[A block of data]

** START **

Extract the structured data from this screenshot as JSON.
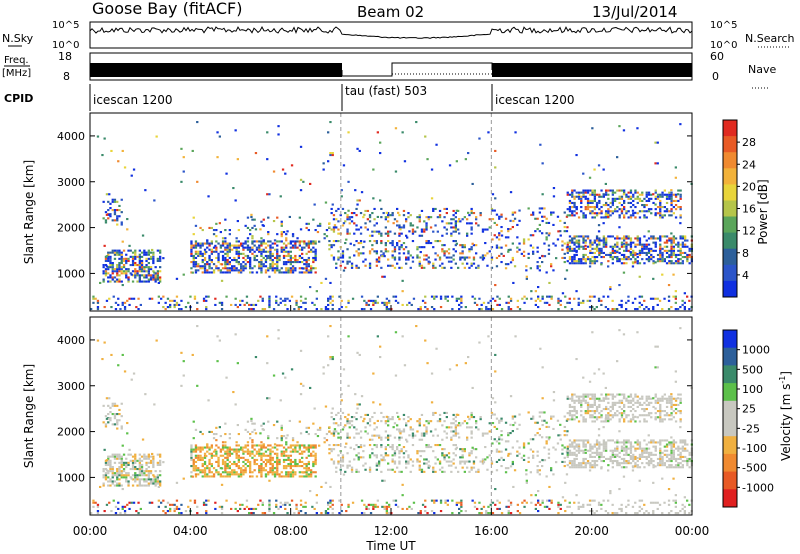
{
  "header": {
    "station": "Goose Bay (fitACF)",
    "beam": "Beam 02",
    "date": "13/Jul/2014"
  },
  "top_panels": {
    "nsky": {
      "label": "N.Sky",
      "tick_hi": "10^5",
      "tick_lo": "10^0",
      "right_label": "N.Search",
      "right_tick_hi": "10^5",
      "right_tick_lo": "10^0"
    },
    "freq": {
      "label_line1": "Freq.",
      "label_line2": "[MHz]",
      "tick_hi": "18",
      "tick_lo": "8",
      "right_label": "Nave",
      "right_tick_hi": "60",
      "right_tick_lo": "0"
    },
    "cpid": {
      "label": "CPID"
    }
  },
  "colors": {
    "power_scale": [
      "#1030e0",
      "#2b55c9",
      "#2c5f9a",
      "#3a8a6a",
      "#5aa55a",
      "#b5c54a",
      "#e8d43a",
      "#f2b23a",
      "#f08a30",
      "#e85a25",
      "#e02a20"
    ],
    "velocity_scale": [
      "#1030e0",
      "#2c5f9a",
      "#3a8a6a",
      "#5cc04a",
      "#c8c8c0",
      "#c8c8c0",
      "#f0b040",
      "#f08a30",
      "#e85a25",
      "#e02020"
    ]
  },
  "chart_data": [
    {
      "type": "line",
      "name": "noise_and_frequency_panels",
      "x": [
        "00:00",
        "04:00",
        "08:00",
        "12:00",
        "16:00",
        "20:00",
        "00:00"
      ],
      "series": [
        {
          "name": "N.Sky"
        },
        {
          "name": "N.Search"
        },
        {
          "name": "Freq."
        },
        {
          "name": "Nave"
        }
      ]
    },
    {
      "type": "table",
      "name": "cpid_segments",
      "segments": [
        {
          "label": "icescan 1200",
          "start_hour": 0,
          "end_hour": 10
        },
        {
          "label": "tau (fast) 503",
          "start_hour": 10,
          "end_hour": 16
        },
        {
          "label": "icescan 1200",
          "start_hour": 16,
          "end_hour": 24
        }
      ]
    },
    {
      "type": "heatmap",
      "name": "power",
      "xlabel": "",
      "ylabel": "Slant Range [km]",
      "xlim": [
        0,
        24
      ],
      "ylim": [
        180,
        4500
      ],
      "y_ticks": [
        "1000",
        "2000",
        "3000",
        "4000"
      ],
      "colorbar_label": "Power [dB]",
      "colorbar_ticks": [
        "4",
        "8",
        "12",
        "16",
        "20",
        "24",
        "28"
      ]
    },
    {
      "type": "heatmap",
      "name": "velocity",
      "xlabel": "Time UT",
      "ylabel": "Slant Range [km]",
      "xlim": [
        0,
        24
      ],
      "ylim": [
        180,
        4500
      ],
      "x_ticks": [
        "00:00",
        "04:00",
        "08:00",
        "12:00",
        "16:00",
        "20:00",
        "00:00"
      ],
      "y_ticks": [
        "1000",
        "2000",
        "3000",
        "4000"
      ],
      "colorbar_label": "Velocity [m s-1]",
      "colorbar_label_main": "Velocity [m s",
      "colorbar_label_sup": "-1",
      "colorbar_label_tail": "]",
      "colorbar_ticks": [
        "1000",
        "500",
        "100",
        "25",
        "-25",
        "-100",
        "-500",
        "-1000"
      ]
    }
  ]
}
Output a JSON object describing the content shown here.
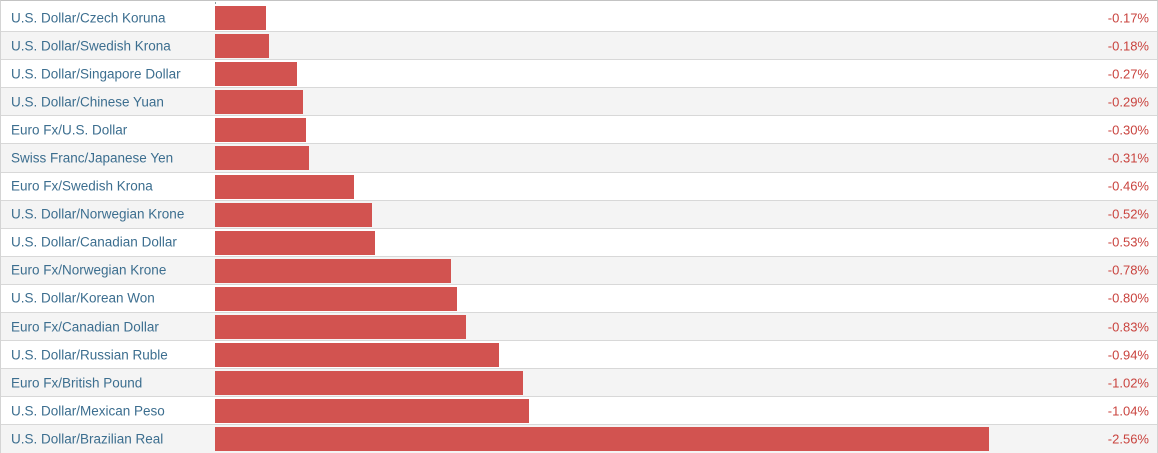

** END **

**THE PROBLEM:**
Only lines that contain the word "name" are wanted; copy each of them.

**RESPONSE:**
      "name": "noise_and_frequency_panels",
          "name": "N.Sky"
          "name": "N.Search"
          "name": "Freq."
          "name": "Nave"
      "name": "cpid_segments",
      "name": "power",
      "name": "velocity",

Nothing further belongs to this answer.